[Start of SOURCE]

The outer disk of our Milky Way Galaxy is warped and flared. Several mechanisms have been proposed to explain these phenomena, but none have reproduced both features. Recent work has demonstrated that the Milky Way’s stellar halo is tilted with respect to the disk plane, suggesting that at least some component of the dark matter halo may also be tilted. In a new modeling study, astronomers from the Harvard and Smithsonian’s Center for Astrophysics show that a dark halo tilted in the same direction as the stellar halo can induce a warp and flare in the Milky Way’s disk at the same amplitude and orientation as the data. The work bolsters current thinking about how our Galaxy evolved and may offer clues into some of the mysteries of dark matter.

From a great distance, our Milky Way Galaxy would look like a thin disk of stars that orbits once every few hundred million years around its central region, where hundreds of billions of stars provide the gravitational ‘glue’ to hold it all together. But this pull of gravity is much weaker in the Galaxy’s far outer disk. There, the hydrogen atoms making up most of the Milky Way’s gas disk are no longer confined to a thin plane, instead they give the disk an S-like, or warped, appearance. Image credit: Xiaodian Chen.

[End of SOURCE]

- **DIRECTION A**:
Copy the passage on the Milky Way's warped and flared disk word for word, in full.

[Start of DATA FOR THE TASK]

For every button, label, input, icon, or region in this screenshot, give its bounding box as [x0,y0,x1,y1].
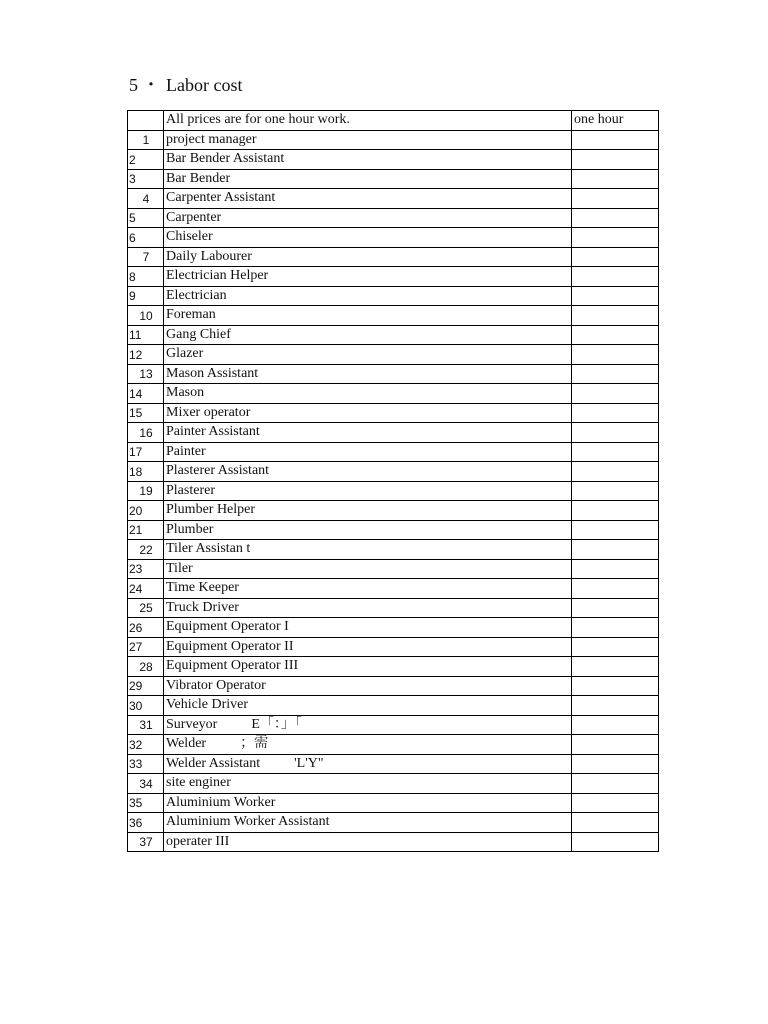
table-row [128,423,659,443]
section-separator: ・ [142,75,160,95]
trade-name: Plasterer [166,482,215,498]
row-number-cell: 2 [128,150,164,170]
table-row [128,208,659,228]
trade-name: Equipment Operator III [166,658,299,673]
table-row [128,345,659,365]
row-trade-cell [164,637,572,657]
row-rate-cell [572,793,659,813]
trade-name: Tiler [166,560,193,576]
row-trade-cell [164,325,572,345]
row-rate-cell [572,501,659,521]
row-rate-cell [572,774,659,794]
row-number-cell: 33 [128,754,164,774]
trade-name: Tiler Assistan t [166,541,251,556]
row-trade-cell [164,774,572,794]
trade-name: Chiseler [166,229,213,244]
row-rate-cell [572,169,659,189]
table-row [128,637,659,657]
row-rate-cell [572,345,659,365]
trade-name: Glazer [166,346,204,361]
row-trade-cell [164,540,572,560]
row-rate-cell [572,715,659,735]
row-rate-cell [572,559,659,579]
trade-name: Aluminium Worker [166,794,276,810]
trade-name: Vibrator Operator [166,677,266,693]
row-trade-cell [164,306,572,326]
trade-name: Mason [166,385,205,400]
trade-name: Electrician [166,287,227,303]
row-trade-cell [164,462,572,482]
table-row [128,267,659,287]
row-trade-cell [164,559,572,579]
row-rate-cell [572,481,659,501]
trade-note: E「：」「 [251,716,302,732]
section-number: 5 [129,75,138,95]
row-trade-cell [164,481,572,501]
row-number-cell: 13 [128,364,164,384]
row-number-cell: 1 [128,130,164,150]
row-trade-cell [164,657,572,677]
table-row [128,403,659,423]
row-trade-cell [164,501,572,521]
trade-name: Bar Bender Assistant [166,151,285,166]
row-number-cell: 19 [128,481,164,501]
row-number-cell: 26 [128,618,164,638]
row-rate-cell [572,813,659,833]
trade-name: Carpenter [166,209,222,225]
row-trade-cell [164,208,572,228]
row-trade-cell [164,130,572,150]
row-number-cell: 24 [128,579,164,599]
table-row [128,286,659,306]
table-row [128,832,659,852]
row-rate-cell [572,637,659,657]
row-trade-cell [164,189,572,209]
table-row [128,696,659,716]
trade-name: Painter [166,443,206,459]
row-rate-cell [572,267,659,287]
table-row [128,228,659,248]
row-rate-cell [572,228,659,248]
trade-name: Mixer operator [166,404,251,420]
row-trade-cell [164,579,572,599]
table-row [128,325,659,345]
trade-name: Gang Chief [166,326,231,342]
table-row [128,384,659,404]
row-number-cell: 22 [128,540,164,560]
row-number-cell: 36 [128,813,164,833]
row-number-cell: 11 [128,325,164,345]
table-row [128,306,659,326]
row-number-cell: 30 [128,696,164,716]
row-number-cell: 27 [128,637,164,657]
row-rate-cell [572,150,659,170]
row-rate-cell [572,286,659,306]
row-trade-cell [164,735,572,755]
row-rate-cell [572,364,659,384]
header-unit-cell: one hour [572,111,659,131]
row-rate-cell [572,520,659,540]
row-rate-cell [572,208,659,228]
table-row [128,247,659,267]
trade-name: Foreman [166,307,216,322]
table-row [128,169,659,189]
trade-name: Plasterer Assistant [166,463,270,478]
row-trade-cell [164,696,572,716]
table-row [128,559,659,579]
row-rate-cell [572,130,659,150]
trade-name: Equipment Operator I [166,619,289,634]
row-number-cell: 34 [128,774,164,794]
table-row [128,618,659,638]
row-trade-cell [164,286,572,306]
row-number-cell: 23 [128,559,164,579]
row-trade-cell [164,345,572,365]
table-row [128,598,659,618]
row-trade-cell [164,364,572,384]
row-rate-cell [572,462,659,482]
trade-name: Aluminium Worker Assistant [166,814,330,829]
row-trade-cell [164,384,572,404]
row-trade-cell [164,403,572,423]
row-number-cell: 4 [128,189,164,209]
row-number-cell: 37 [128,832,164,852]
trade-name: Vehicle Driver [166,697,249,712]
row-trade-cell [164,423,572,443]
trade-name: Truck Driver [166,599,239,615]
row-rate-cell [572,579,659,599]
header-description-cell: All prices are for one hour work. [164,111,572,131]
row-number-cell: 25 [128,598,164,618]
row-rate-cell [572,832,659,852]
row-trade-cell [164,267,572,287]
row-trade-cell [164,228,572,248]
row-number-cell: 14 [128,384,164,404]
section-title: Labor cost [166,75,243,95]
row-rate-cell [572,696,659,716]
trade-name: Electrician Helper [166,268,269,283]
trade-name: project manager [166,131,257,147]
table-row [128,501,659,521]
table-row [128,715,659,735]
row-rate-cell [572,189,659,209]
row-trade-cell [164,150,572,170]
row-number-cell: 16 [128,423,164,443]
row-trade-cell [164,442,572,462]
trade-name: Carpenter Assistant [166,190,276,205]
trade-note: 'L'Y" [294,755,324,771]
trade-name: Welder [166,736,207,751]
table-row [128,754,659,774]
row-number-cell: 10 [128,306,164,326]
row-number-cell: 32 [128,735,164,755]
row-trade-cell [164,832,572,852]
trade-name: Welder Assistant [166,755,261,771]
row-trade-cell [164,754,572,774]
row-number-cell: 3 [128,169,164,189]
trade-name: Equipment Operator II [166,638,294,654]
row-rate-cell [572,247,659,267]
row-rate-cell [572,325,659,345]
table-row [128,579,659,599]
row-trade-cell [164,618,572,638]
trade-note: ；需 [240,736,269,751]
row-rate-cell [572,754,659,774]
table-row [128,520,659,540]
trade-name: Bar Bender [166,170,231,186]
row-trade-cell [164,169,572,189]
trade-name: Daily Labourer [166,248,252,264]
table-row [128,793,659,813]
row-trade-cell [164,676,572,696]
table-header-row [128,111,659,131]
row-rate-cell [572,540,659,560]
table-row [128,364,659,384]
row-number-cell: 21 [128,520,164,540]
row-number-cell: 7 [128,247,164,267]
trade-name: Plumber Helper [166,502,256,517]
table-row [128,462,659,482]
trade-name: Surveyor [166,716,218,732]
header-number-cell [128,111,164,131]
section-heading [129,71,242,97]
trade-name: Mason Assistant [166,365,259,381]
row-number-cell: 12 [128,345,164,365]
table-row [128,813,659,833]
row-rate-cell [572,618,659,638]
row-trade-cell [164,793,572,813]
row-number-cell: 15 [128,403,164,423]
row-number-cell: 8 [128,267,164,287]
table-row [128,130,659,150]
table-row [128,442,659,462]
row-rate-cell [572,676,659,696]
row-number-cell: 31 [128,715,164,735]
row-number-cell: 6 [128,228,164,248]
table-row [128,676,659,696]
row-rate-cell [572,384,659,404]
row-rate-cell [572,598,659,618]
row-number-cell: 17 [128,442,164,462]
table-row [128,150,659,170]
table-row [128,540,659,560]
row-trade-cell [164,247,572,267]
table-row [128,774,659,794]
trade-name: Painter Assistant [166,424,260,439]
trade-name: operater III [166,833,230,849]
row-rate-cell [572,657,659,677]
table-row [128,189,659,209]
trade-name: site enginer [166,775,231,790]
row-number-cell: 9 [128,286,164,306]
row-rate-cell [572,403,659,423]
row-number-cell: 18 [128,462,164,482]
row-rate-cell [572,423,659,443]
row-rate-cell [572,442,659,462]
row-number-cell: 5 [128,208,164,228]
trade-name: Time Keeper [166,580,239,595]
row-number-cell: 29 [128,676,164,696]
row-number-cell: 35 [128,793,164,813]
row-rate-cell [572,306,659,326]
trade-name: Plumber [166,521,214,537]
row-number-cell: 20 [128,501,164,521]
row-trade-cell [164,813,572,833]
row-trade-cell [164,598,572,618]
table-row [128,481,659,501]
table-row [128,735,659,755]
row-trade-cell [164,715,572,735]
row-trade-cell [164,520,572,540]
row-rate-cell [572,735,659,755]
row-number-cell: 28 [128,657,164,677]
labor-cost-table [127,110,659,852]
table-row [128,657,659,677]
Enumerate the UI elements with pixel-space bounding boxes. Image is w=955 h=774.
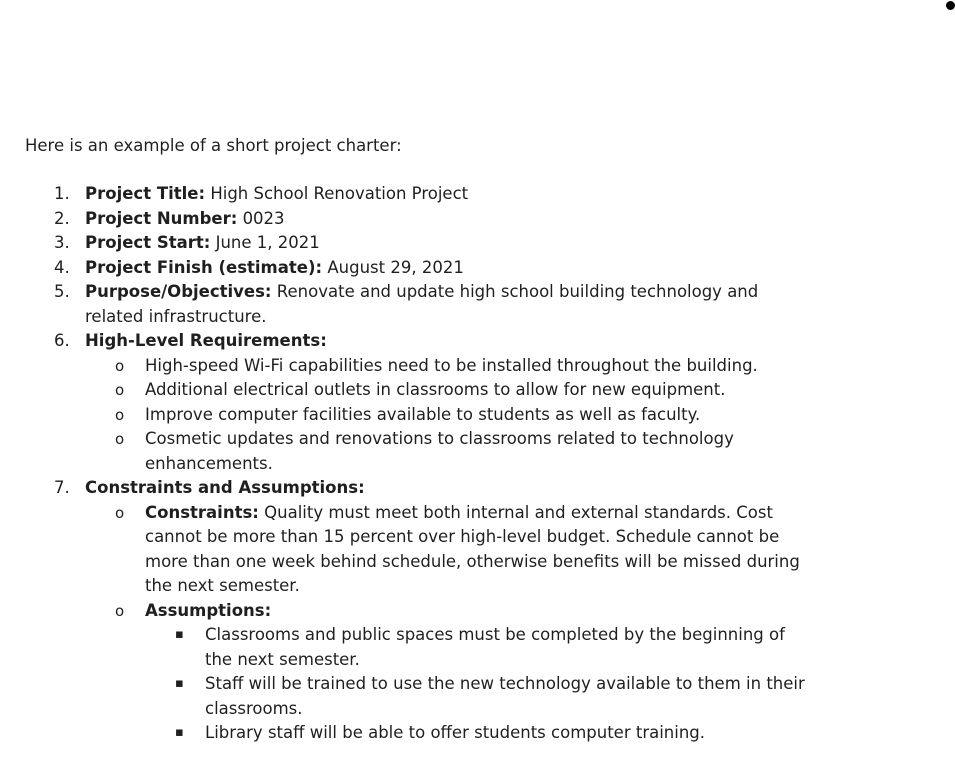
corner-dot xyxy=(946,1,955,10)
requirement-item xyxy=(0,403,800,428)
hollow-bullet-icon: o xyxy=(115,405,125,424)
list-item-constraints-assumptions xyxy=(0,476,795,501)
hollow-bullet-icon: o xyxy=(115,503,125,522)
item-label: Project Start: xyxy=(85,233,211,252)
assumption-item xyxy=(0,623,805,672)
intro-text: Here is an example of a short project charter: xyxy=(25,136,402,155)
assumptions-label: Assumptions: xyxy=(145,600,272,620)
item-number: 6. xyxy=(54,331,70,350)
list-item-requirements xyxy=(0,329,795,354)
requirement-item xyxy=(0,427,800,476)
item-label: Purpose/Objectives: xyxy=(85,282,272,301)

[End of DATA FOR THE TASK]

- **DIRECTION B**:
In the records, rewrite everything from the line containing "table-row [128,423,659,443]" down to the line containing "table-row [128,345,659,365]", swapping "Plasterer" for "Drywaller" and keeping all else as it is. Return only those lines.

- **TASK SOLUTION A**:
The outer disk of our Milky Way Galaxy is warped and flared. Several mechanisms have been proposed to explain these phenomena, but none have reproduced both features. Recent work has demonstrated that the Milky Way’s stellar halo is tilted with respect to the disk plane, suggesting that at least some component of the dark matter halo may also be tilted. In a new modeling study, astronomers from the Harvard and Smithsonian’s Center for Astrophysics show that a dark halo tilted in the same direction as the stellar halo can induce a warp and flare in the Milky Way’s disk at the same amplitude and orientation as the data. The work bolsters current thinking about how our Galaxy evolved and may offer clues into some of the mysteries of dark matter.

From a great distance, our Milky Way Galaxy would look like a thin disk of stars that orbits once every few hundred million years around its central region, where hundreds of billions of stars provide the gravitational ‘glue’ to hold it all together. But this pull of gravity is much weaker in the Galaxy’s far outer disk. There, the hydrogen atoms making up most of the Milky Way’s gas disk are no longer confined to a thin plane, instead they give the disk an S-like, or warped, appearance. Image credit: Xiaodian Chen.

- **TASK SOLUTION B**:
table-row [128,423,659,443]
section-separator: ・ [142,75,160,95]
trade-name: Drywaller [166,482,215,498]
row-number-cell: 2 [128,150,164,170]
table-row [128,208,659,228]
trade-name: Equipment Operator III [166,658,299,673]
table-row [128,345,659,365]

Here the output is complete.